[Dataset entries on figures]:
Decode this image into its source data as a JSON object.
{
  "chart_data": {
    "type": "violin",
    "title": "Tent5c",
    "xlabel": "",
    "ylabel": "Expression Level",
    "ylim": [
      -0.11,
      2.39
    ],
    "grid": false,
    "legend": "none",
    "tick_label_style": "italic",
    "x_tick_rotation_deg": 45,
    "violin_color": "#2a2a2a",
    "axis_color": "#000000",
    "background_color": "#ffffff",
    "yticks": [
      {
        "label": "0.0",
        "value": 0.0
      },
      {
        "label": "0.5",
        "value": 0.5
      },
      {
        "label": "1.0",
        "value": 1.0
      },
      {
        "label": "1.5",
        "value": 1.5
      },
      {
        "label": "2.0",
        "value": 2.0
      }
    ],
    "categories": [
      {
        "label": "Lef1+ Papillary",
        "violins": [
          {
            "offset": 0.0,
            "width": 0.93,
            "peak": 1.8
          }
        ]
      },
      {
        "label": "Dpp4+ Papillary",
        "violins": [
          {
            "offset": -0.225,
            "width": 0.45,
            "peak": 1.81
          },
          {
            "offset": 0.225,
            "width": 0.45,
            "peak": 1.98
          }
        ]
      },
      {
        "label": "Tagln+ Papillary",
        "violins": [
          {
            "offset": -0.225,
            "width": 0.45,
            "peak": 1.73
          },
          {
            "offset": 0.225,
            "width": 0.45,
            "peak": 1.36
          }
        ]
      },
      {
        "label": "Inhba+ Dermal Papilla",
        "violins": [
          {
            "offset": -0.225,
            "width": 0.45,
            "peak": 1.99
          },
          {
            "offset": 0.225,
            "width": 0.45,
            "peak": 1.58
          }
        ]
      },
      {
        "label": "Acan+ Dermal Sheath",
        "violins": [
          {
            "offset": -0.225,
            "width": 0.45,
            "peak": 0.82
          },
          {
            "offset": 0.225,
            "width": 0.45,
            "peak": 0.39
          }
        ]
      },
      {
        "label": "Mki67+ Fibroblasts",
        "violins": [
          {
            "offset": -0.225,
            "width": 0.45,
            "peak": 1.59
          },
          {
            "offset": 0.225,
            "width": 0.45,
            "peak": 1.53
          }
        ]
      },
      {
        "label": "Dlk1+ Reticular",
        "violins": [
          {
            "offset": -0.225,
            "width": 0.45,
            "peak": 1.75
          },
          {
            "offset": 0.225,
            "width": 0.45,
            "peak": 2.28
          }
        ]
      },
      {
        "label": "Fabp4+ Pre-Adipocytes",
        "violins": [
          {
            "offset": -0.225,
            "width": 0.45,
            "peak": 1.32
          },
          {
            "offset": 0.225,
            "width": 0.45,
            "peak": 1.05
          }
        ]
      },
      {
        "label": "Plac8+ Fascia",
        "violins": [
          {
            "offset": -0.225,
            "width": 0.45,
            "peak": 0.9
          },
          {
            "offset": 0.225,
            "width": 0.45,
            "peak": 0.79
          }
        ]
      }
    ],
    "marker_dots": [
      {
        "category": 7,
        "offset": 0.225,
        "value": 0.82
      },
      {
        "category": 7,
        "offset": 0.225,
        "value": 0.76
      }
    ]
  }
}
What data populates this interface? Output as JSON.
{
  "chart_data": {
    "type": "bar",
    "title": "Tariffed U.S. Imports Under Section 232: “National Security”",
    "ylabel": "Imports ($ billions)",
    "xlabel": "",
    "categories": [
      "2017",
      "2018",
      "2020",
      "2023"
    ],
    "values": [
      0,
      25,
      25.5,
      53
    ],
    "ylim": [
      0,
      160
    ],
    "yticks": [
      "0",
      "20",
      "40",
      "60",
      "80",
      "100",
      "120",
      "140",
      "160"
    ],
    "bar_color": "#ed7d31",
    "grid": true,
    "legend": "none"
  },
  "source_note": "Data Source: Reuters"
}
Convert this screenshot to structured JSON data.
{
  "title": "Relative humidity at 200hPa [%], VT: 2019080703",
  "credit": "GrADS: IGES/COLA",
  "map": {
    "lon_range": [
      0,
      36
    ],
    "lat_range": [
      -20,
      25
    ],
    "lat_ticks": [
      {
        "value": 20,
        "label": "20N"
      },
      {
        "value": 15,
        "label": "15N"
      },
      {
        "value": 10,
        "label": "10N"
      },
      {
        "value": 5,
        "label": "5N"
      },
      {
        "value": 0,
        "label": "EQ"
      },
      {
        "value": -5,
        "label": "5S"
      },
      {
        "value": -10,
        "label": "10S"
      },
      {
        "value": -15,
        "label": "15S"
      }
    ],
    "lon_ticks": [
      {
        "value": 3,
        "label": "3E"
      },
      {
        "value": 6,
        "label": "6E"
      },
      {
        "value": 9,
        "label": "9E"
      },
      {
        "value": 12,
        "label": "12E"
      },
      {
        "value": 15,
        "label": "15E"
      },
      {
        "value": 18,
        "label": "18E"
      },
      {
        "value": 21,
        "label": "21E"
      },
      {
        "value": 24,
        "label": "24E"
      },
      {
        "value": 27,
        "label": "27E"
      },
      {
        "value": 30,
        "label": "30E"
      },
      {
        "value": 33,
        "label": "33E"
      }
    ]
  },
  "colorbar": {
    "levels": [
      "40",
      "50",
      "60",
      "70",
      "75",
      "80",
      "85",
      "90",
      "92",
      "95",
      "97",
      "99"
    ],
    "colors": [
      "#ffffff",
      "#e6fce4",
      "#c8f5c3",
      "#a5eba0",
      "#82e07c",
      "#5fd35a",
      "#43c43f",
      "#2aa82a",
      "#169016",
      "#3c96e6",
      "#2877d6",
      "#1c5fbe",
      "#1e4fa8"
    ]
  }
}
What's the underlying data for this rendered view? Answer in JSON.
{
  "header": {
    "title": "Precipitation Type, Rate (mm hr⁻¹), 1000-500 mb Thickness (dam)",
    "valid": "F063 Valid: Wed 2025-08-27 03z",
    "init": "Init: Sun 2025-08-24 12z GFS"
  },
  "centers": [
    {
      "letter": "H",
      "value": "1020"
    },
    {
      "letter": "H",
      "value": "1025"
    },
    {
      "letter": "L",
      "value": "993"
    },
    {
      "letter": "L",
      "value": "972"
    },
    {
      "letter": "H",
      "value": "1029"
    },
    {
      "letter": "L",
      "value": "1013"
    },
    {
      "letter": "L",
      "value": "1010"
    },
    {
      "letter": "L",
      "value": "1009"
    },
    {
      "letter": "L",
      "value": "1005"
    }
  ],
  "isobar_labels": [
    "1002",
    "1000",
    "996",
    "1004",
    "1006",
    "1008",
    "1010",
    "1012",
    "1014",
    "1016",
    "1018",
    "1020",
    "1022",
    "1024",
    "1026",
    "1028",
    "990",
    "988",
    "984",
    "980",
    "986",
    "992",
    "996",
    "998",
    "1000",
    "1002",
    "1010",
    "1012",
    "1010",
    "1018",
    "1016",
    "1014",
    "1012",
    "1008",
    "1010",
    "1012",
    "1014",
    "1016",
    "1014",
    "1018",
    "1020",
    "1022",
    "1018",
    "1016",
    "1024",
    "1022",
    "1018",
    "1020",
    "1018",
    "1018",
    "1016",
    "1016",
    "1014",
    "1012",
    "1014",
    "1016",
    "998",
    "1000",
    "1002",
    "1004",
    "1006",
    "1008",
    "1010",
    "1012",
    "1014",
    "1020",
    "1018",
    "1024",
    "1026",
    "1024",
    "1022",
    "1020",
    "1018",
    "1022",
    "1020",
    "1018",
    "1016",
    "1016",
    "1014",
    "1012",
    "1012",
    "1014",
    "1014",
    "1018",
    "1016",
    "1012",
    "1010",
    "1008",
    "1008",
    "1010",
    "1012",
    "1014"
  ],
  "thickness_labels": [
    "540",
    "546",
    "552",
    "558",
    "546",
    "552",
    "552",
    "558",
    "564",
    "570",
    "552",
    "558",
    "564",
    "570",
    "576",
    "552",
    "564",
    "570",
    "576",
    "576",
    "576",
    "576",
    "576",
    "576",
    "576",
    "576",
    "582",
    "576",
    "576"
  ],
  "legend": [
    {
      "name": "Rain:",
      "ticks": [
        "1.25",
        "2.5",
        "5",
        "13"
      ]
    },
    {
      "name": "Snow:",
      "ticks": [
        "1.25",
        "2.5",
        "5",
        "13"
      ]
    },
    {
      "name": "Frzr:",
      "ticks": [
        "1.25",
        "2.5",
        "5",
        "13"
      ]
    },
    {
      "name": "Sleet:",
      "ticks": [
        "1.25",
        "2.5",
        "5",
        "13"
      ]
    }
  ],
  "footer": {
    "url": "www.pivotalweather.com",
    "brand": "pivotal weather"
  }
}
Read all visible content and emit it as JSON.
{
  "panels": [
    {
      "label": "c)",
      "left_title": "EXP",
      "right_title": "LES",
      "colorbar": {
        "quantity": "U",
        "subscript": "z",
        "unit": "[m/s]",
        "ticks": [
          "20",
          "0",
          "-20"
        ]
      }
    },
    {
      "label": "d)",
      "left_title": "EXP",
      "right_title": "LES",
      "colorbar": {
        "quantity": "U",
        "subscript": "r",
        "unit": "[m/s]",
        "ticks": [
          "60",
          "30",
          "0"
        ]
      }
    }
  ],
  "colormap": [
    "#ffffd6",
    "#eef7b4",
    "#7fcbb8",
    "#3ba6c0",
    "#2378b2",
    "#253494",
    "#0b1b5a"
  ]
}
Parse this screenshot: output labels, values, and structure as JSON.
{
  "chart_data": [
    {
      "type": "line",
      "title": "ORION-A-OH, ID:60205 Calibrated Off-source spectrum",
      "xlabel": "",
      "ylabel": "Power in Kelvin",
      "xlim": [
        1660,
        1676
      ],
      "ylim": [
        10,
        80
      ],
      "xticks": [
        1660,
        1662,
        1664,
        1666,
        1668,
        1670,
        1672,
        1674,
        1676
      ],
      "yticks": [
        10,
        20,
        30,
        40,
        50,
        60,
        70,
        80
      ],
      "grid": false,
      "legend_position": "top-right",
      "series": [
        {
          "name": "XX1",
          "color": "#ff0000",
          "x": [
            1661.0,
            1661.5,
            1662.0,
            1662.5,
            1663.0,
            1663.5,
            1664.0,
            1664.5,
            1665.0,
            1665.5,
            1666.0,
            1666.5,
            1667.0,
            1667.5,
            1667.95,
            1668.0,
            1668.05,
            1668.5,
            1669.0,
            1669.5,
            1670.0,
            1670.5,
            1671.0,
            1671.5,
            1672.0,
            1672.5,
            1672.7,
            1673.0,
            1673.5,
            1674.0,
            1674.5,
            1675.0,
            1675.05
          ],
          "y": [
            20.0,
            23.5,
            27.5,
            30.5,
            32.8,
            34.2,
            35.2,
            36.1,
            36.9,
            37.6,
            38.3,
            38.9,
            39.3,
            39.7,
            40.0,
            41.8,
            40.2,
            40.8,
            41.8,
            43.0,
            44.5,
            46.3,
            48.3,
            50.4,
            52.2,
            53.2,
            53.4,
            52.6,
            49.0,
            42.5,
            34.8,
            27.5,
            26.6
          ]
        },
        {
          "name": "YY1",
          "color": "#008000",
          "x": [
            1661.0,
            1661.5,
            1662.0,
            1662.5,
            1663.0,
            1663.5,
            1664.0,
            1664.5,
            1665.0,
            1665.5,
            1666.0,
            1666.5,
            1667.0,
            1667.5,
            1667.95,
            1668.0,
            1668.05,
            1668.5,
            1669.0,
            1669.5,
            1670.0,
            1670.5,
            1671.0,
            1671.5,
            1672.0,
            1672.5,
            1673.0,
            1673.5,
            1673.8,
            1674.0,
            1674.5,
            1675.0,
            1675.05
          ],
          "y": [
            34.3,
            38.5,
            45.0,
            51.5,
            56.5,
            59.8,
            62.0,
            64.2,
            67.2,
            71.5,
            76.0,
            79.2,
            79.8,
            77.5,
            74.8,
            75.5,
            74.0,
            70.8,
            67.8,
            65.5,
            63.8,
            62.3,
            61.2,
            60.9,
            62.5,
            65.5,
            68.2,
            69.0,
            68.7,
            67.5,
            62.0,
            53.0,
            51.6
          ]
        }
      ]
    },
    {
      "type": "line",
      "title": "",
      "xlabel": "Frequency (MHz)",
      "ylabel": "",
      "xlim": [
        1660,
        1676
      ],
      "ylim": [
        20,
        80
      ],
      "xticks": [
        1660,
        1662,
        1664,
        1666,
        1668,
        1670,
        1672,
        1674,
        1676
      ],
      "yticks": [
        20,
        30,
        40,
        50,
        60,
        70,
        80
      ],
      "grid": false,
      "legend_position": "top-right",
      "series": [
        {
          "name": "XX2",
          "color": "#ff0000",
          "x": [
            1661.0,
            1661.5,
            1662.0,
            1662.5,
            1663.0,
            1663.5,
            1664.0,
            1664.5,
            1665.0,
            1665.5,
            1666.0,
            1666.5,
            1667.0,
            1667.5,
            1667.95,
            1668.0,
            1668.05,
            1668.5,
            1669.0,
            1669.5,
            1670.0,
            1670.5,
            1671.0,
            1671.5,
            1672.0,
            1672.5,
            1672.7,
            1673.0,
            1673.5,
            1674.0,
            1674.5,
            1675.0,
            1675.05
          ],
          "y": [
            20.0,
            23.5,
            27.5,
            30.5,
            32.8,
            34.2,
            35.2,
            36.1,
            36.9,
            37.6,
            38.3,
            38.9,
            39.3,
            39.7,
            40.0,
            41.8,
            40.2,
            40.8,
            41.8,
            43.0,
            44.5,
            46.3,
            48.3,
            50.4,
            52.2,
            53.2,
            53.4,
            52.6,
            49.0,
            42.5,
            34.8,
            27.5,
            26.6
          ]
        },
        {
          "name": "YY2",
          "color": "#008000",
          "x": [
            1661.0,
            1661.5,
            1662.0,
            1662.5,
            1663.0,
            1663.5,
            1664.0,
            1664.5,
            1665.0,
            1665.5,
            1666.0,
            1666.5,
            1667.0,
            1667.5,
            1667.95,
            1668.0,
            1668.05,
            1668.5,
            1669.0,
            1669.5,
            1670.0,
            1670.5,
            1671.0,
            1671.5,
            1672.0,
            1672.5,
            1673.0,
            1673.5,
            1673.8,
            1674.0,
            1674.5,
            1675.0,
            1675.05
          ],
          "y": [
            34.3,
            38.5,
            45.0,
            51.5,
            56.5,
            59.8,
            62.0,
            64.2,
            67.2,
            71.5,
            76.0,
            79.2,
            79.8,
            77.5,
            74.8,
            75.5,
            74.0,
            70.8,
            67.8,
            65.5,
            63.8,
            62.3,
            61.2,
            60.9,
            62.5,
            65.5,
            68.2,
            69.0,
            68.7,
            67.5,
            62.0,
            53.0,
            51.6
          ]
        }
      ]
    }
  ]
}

[The task]: Look through the data above. Copy every line with the string "Imports" in it.

[Task answer]:
    "title": "Tariffed U.S. Imports Under Section 232: “National Security”",
    "ylabel": "Imports ($ billions)",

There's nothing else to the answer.